Task statement:
Your answer should be a single number: how many lines in the data below hold the string "LoginController".
## Begin
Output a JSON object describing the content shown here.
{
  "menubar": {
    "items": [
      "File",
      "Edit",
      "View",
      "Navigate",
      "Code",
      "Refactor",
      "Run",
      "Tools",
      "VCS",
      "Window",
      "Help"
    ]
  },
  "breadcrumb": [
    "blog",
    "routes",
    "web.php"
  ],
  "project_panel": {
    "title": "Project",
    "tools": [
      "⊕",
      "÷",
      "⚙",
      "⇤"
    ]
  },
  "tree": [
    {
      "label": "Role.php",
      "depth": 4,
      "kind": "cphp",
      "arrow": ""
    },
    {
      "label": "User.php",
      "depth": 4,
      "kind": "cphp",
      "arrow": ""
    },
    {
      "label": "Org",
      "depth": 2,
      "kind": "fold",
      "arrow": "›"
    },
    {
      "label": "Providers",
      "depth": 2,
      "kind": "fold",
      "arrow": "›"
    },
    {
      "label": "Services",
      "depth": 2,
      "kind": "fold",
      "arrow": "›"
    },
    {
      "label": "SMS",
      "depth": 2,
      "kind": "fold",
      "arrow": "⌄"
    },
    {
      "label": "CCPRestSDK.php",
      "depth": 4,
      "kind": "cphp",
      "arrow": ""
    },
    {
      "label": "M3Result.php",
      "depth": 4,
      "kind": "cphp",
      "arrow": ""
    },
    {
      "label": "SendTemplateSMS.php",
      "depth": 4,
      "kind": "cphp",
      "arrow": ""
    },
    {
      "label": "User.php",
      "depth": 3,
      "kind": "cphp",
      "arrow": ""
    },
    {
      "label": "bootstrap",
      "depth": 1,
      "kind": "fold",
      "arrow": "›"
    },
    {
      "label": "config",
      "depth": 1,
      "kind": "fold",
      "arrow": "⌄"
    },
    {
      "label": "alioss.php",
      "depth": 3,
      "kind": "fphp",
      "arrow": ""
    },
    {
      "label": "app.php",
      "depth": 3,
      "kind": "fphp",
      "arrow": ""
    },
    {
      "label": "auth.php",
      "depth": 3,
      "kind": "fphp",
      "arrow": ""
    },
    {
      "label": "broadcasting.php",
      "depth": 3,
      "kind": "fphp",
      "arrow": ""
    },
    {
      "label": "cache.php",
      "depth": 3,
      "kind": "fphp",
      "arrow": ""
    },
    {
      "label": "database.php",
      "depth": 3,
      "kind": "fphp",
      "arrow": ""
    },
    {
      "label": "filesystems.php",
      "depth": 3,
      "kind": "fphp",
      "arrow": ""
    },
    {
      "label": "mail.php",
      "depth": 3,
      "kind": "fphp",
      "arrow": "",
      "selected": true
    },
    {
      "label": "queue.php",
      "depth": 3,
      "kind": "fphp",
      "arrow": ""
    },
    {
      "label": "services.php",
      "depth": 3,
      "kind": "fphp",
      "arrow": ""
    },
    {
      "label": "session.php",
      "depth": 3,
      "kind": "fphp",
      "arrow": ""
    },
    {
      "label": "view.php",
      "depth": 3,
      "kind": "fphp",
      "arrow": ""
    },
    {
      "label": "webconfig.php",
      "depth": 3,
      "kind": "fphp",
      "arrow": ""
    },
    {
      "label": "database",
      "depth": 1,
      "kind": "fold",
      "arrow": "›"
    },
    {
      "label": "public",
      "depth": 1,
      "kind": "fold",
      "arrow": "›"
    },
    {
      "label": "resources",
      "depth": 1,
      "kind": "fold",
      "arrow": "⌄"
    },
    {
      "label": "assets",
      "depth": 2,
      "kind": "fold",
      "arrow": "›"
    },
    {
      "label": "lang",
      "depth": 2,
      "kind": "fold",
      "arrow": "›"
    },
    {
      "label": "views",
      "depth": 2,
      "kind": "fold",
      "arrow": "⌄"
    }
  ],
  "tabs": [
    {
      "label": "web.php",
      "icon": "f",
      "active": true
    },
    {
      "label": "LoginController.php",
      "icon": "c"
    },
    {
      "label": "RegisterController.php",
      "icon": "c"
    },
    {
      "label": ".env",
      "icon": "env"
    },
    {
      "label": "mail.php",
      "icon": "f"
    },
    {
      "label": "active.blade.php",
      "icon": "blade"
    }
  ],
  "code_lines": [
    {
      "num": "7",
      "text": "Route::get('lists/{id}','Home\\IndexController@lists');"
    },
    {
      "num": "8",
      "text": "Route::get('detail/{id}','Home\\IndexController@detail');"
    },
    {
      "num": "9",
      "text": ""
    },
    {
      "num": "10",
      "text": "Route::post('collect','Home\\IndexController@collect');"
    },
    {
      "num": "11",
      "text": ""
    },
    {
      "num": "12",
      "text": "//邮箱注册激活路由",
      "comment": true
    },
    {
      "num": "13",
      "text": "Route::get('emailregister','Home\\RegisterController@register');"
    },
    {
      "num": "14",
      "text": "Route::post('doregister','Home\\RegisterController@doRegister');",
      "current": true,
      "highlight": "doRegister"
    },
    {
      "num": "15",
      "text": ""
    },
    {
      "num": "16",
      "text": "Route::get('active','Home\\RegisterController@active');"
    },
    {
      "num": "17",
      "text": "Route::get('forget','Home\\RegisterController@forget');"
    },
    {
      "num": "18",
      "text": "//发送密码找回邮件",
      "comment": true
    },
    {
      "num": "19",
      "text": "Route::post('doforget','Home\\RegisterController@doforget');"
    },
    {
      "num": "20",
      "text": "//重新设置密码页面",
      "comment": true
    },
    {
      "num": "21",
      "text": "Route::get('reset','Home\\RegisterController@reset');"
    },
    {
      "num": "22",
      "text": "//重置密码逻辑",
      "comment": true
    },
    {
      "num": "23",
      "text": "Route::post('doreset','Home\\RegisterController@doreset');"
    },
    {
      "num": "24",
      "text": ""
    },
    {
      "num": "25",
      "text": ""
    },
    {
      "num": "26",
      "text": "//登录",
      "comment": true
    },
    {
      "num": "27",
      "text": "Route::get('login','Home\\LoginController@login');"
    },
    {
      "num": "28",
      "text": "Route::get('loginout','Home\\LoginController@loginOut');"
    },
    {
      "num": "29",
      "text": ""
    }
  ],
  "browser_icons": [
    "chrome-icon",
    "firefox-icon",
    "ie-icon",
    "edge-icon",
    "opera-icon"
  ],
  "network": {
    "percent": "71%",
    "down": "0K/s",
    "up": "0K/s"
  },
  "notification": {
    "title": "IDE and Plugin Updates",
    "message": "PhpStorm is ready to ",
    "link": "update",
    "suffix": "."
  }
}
## End
## Begin
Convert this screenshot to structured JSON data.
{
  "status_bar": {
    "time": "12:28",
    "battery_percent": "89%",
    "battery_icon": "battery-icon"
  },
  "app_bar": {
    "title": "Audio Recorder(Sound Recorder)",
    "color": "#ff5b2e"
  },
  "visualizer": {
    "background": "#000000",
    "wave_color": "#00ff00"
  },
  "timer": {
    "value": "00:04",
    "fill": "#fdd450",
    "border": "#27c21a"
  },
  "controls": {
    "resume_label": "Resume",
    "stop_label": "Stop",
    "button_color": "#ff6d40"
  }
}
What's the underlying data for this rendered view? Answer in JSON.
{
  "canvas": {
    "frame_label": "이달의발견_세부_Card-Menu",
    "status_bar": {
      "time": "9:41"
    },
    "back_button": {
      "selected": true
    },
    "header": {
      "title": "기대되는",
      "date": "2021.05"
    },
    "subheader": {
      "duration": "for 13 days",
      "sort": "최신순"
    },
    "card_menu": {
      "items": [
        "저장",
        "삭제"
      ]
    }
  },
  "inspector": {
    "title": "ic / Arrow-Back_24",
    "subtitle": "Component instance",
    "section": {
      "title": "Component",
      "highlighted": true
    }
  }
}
## End
## Begin
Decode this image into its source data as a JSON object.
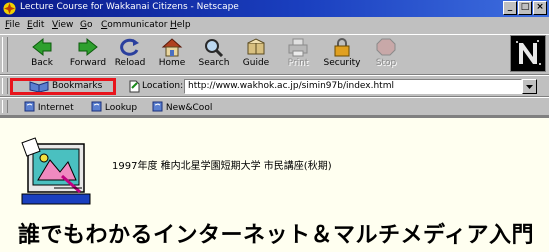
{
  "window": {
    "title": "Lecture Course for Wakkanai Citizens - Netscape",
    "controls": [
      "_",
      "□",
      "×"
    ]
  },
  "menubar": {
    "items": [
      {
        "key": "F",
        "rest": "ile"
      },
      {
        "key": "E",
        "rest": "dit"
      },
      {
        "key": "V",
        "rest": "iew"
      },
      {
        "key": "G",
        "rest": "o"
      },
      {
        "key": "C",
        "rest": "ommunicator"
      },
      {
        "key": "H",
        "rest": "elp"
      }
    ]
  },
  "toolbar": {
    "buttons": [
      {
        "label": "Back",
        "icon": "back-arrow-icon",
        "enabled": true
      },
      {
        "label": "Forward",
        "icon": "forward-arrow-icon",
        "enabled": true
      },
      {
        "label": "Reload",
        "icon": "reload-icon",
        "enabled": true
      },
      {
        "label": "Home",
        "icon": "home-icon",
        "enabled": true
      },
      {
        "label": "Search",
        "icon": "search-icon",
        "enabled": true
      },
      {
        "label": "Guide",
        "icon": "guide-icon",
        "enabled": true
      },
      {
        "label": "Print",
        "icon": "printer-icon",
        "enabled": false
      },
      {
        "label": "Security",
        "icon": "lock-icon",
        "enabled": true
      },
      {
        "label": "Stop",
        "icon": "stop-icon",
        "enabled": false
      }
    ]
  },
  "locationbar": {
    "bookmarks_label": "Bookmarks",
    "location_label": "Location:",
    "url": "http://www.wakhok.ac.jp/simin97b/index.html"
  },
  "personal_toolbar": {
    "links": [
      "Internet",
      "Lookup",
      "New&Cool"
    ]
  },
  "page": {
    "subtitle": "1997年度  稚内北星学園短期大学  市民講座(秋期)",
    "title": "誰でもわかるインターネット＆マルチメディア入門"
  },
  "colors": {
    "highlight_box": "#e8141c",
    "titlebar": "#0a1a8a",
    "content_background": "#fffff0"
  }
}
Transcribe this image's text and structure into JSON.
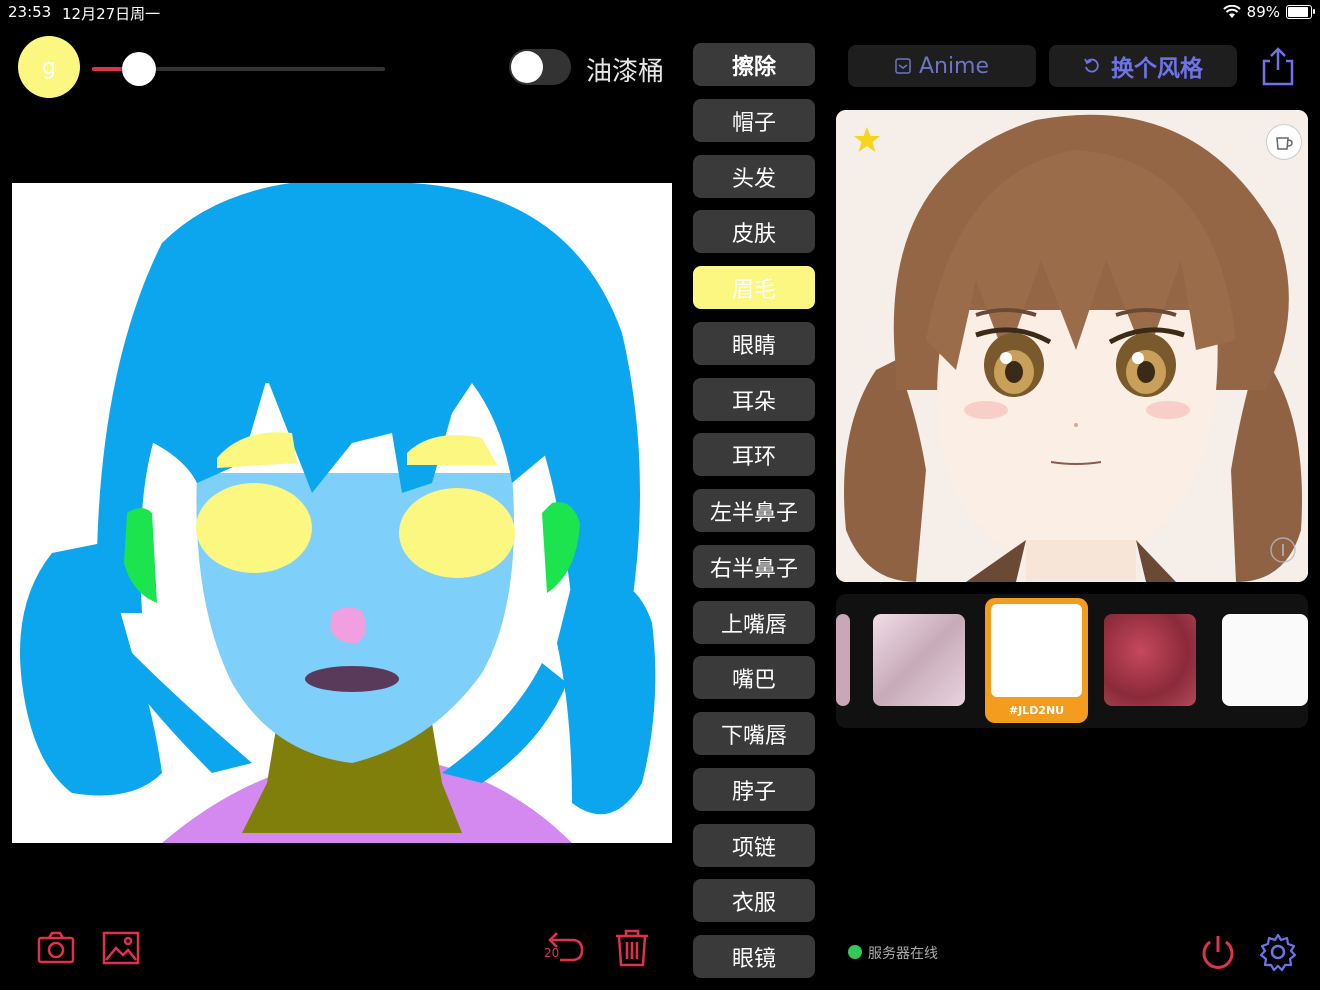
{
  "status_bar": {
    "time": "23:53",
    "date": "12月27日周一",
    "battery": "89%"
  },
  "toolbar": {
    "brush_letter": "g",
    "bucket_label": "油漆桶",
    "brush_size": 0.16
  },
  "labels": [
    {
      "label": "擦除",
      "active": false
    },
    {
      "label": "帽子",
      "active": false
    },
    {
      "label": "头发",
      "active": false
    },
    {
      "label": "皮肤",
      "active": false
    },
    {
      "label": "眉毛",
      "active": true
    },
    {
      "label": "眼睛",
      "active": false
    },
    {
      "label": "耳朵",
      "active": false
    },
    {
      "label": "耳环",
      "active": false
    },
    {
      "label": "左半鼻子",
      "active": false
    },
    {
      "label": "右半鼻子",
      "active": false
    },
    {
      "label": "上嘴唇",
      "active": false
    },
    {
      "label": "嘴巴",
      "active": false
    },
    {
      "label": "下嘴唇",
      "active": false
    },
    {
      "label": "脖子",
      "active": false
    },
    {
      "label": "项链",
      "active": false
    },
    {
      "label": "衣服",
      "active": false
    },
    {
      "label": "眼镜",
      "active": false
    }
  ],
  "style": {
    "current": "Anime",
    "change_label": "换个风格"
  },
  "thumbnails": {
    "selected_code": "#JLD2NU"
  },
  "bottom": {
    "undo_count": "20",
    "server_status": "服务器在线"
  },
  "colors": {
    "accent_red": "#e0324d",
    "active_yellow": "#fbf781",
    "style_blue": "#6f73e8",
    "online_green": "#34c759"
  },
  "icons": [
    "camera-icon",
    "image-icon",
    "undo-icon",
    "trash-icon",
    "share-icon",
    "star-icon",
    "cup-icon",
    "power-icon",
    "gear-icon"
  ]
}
## End
Final result:
3